_任務要求_.
根據關於小尾寒羊S100A1基因的文段回答：
(a) qRT-PCR 體系的總體積是多少？
(b) 統計分析中極顯著水平定為多少？
(c) 前體脂肪細胞開始貼壁後呈什麼形狀？

1.3.7 實時熒光定量PCR 檢測小尾寒羊S100A1基因各組織表達譜，細胞各時期表達規律。qRT-PCR 體系為20 μL：Light Cycler 480 SYBR Green ⅠMaster（2×）10 μL、ddH2O 8 μL、cDNA 1 μL、上下游引物各0.5 μL。反應程序：95℃ 5 min，95℃ 10 s，60℃ 15 s，72℃20 s共40 個循環，95℃ 5 s，65℃ 1 min，40℃ 10 s，每組實驗重復3 次。Roche Lightcycler 480 軟件進行數據分析。

1.4 統計分析 每組實驗重復3 次，數據以平均值±標準差表示，采用GraphPad Prism 軟件作圖，利用SPSS 17.0 軟件對數據進行t檢驗或單因素方差分析，顯著性水平定為P<0.05，極顯著水平定為P<0.01。

2 結果

2.1 小尾寒羊S100A1基因各組織RNA 表達譜 小尾寒羊各組織總RNA 經瓊脂糖凝膠電泳和紫外分光光度計測定，可以進行后續實驗。如圖1 所示，S100A1基因在心臟中表達量最高，其次是肺、腸、脾、腎、肝、肌肉、脂肪；6 月齡脂肪S100A1基因表達量顯著高于3 日齡。

2.2 小尾寒羊前體脂肪細胞培養與分化 小尾寒羊前體脂肪細胞貼壁之前為球狀，6 h 后細胞開始貼壁，呈不規則梭型。6 孔板培養細胞在第5 天細胞長滿，可以進行體外誘導分化，分化后細胞體積膨大，內部出現脂滴。油紅O 染色鑒定成熟脂肪細胞，脂滴能夠被染成紅色，如圖2 所示。

(頁面版面解析資料)

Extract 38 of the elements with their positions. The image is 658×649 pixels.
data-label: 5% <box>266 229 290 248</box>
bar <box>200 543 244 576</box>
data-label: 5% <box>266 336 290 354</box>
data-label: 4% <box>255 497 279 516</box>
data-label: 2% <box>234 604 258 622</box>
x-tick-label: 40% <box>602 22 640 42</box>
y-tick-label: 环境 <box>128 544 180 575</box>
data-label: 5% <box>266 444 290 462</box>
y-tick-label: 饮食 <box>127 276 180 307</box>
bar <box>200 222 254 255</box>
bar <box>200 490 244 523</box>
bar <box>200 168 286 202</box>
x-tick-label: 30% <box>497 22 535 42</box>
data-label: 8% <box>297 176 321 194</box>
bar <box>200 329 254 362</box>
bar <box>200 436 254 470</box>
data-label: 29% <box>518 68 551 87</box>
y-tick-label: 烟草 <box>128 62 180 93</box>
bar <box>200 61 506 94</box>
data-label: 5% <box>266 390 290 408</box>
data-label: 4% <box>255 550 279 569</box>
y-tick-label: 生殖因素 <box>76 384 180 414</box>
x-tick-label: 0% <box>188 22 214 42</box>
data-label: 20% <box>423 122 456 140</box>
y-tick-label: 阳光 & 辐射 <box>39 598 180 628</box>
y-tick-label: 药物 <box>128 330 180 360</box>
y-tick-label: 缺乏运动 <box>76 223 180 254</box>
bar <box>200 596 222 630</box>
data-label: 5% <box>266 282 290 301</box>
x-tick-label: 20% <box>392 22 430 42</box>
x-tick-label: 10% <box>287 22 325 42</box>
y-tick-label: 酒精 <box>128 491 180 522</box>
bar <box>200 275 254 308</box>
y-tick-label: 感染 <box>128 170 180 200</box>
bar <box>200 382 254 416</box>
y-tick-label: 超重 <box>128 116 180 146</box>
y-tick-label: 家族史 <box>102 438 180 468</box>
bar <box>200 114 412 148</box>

_輸出如下_.
(a) 20 μL
(b) P<0.01
(c) 不規則梭型